▽

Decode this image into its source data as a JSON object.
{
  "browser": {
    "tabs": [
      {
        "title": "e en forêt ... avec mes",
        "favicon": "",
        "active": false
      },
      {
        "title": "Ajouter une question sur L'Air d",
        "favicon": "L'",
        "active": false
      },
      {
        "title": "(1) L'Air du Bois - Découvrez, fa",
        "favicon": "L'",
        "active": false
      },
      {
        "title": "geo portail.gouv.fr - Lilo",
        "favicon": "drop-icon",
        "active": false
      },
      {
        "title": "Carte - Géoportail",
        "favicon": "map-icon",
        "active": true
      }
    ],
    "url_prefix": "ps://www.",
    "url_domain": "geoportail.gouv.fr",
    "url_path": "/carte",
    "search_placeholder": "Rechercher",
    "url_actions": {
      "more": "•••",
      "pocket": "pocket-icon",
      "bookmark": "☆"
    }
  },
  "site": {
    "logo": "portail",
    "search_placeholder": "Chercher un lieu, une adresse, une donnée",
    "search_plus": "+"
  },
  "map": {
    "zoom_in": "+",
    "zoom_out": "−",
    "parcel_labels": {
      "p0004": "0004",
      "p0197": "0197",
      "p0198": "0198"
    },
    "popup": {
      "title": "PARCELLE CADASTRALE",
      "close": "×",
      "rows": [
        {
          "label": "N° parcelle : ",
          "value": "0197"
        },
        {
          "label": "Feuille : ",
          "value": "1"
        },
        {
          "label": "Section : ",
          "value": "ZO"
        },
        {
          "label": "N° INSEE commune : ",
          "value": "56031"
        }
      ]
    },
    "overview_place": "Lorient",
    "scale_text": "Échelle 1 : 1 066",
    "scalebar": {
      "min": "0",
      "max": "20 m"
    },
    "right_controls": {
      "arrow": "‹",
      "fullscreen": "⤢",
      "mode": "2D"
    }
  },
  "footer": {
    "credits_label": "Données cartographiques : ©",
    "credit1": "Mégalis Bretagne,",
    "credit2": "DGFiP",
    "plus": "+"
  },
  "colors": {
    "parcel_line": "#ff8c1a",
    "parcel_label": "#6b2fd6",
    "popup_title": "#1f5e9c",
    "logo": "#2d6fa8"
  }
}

△

TASK DESCRIPTION: Look over the listing. Pull out every line with the string "value" in it.

TASK RESULT:
          "value": "0197"
          "value": "1"
          "value": "ZO"
          "value": "56031"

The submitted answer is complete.